Request
Collect all lines from the listing that include the string "Ödön".

/---

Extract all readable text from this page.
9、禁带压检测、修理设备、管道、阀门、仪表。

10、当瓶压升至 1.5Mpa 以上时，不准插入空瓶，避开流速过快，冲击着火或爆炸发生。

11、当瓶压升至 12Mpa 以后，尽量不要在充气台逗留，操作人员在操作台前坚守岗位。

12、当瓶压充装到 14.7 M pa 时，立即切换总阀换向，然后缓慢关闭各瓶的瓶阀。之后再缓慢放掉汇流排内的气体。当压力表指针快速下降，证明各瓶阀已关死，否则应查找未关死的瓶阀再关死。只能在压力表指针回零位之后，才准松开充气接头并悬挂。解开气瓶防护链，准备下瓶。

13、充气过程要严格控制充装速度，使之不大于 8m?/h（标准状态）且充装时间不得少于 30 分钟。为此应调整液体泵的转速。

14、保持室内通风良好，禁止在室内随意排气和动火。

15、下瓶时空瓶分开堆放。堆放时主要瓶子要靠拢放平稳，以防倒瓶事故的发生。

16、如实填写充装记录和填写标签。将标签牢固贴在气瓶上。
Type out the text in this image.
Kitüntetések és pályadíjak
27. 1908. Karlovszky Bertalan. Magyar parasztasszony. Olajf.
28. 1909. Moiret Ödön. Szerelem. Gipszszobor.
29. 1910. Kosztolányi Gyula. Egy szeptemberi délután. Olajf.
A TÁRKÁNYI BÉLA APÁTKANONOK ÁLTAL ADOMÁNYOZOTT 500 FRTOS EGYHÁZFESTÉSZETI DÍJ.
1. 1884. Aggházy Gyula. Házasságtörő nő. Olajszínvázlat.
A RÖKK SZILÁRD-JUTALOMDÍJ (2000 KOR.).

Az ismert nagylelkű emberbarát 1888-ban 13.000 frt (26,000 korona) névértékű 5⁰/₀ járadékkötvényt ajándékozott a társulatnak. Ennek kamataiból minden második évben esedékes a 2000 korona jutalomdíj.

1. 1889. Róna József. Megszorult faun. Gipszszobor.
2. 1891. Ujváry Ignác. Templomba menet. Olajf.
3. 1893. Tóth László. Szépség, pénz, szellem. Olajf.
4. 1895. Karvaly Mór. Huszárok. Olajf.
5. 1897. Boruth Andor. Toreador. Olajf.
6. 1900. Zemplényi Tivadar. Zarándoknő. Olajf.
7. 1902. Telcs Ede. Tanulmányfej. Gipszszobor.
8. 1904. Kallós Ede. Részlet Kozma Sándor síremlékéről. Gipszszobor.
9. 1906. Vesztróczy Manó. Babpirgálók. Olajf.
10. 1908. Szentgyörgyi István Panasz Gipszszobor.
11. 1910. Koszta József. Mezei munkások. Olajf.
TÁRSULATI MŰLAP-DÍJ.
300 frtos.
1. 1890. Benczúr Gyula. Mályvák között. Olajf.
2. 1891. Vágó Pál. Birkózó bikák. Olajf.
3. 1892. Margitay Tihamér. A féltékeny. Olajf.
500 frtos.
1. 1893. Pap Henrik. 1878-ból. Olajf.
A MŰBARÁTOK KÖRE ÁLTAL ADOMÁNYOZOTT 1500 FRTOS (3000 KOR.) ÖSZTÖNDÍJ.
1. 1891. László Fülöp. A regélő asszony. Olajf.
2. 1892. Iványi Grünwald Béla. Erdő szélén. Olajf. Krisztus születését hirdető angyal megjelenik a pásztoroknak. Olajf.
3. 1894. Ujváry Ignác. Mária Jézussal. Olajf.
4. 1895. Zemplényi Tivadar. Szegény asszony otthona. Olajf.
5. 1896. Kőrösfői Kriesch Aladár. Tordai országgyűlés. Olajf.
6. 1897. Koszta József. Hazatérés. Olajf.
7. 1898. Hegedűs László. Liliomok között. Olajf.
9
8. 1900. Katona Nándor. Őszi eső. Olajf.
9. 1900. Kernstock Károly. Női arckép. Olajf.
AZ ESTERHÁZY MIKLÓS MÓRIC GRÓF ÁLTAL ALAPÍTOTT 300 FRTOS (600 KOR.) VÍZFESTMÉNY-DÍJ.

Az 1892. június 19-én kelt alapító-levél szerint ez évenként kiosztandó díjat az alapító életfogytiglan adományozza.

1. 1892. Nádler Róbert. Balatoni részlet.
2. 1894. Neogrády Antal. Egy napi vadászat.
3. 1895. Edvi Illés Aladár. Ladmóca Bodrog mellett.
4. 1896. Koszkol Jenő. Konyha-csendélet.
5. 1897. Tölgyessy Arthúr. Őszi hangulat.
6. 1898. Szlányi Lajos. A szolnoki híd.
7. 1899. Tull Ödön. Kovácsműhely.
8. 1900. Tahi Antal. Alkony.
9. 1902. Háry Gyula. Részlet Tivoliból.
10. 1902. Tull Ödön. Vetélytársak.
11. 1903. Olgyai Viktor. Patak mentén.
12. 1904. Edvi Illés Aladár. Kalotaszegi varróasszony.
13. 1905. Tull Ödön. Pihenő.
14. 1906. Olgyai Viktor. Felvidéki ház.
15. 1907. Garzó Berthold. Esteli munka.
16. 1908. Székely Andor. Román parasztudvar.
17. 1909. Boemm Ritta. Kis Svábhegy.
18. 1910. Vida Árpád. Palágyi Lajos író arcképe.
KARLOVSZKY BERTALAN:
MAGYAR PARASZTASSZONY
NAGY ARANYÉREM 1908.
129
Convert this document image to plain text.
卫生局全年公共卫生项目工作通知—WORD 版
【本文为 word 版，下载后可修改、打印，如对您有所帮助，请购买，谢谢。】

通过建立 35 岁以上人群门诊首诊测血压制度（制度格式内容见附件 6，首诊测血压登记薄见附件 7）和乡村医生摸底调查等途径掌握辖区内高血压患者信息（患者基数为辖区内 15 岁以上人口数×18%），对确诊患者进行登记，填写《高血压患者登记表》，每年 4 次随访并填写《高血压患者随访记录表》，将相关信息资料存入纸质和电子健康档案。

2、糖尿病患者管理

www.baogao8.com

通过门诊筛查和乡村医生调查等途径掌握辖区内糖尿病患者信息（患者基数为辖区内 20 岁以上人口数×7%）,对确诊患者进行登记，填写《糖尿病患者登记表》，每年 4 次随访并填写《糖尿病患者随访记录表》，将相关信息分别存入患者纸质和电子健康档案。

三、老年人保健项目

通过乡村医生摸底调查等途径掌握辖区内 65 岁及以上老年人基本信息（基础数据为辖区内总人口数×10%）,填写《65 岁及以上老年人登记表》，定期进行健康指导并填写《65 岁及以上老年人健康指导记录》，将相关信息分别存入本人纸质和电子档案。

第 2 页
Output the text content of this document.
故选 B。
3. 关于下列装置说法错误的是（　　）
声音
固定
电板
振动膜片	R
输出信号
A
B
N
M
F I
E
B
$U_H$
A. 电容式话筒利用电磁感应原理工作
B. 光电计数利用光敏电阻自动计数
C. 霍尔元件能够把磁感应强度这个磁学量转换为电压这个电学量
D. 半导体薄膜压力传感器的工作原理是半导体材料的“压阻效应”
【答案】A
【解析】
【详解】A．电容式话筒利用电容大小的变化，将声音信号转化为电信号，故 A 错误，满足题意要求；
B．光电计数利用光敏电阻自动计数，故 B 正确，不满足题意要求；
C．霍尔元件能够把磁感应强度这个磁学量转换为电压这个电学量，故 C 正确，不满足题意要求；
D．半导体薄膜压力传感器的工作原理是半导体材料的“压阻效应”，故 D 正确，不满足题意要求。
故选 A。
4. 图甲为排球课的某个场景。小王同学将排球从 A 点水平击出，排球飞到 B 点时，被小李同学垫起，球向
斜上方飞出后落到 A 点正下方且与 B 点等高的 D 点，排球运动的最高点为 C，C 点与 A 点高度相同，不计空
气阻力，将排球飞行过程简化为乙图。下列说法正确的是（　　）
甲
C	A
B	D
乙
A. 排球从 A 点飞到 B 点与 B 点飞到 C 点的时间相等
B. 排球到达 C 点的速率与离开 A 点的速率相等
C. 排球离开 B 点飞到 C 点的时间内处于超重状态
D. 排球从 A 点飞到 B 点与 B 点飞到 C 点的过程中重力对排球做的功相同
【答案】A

\---

Response
28. 1909. Moiret Ödön. Szerelem. Gipszszobor.
7. 1899. Tull Ödön. Kovácsműhely.
10. 1902. Tull Ödön. Vetélytársak.
13. 1905. Tull Ödön. Pihenő.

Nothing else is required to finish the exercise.